* start Entries shown *

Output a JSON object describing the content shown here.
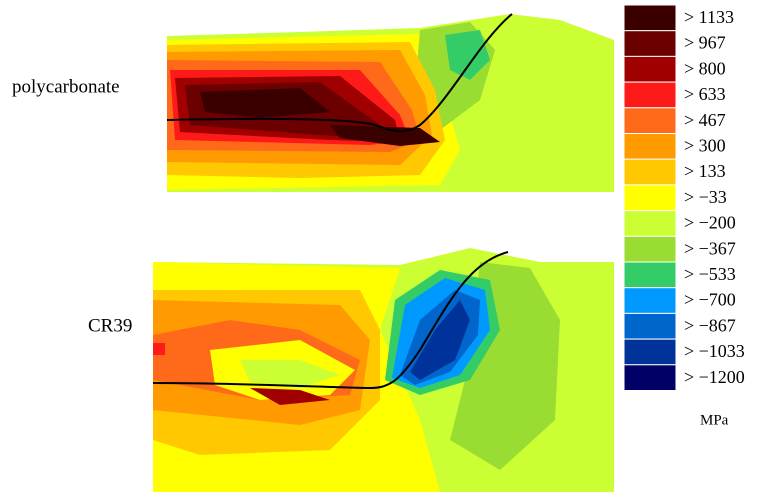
{
  "panels": [
    {
      "label": "polycarbonate"
    },
    {
      "label": "CR39"
    }
  ],
  "legend": {
    "items": [
      {
        "label": "> 1133",
        "color": "#3a0000"
      },
      {
        "label": "> 967",
        "color": "#6b0000"
      },
      {
        "label": "> 800",
        "color": "#a00000"
      },
      {
        "label": "> 633",
        "color": "#ff1a1a"
      },
      {
        "label": "> 467",
        "color": "#ff6a1a"
      },
      {
        "label": "> 300",
        "color": "#ff9a00"
      },
      {
        "label": "> 133",
        "color": "#ffc800"
      },
      {
        "label": "> −33",
        "color": "#ffff00"
      },
      {
        "label": "> −200",
        "color": "#ccff33"
      },
      {
        "label": "> −367",
        "color": "#99dd33"
      },
      {
        "label": "> −533",
        "color": "#33cc66"
      },
      {
        "label": "> −700",
        "color": "#0099ff"
      },
      {
        "label": "> −867",
        "color": "#0066cc"
      },
      {
        "label": "> −1033",
        "color": "#003399"
      },
      {
        "label": "> −1200",
        "color": "#000066"
      }
    ],
    "unit": "MPa"
  }
}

* end Entries shown *

> Job
Leave out all pictures, then copy the remaining material exactly.

> The solution
Output a JSON object describing the content shown here.
{
  "panels": [
    {
      "label": "polycarbonate"
    },
    {
      "label": "CR39"
    }
  ],
  "legend": {
    "items": [
      {
        "label": "> 1133",
        "color": "#3a0000"
      },
      {
        "label": "> 967",
        "color": "#6b0000"
      },
      {
        "label": "> 800",
        "color": "#a00000"
      },
      {
        "label": "> 633",
        "color": "#ff1a1a"
      },
      {
        "label": "> 467",
        "color": "#ff6a1a"
      },
      {
        "label": "> 300",
        "color": "#ff9a00"
      },
      {
        "label": "> 133",
        "color": "#ffc800"
      },
      {
        "label": "> −33",
        "color": "#ffff00"
      },
      {
        "label": "> −200",
        "color": "#ccff33"
      },
      {
        "label": "> −367",
        "color": "#99dd33"
      },
      {
        "label": "> −533",
        "color": "#33cc66"
      },
      {
        "label": "> −700",
        "color": "#0099ff"
      },
      {
        "label": "> −867",
        "color": "#0066cc"
      },
      {
        "label": "> −1033",
        "color": "#003399"
      },
      {
        "label": "> −1200",
        "color": "#000066"
      }
    ],
    "unit": "MPa"
  }
}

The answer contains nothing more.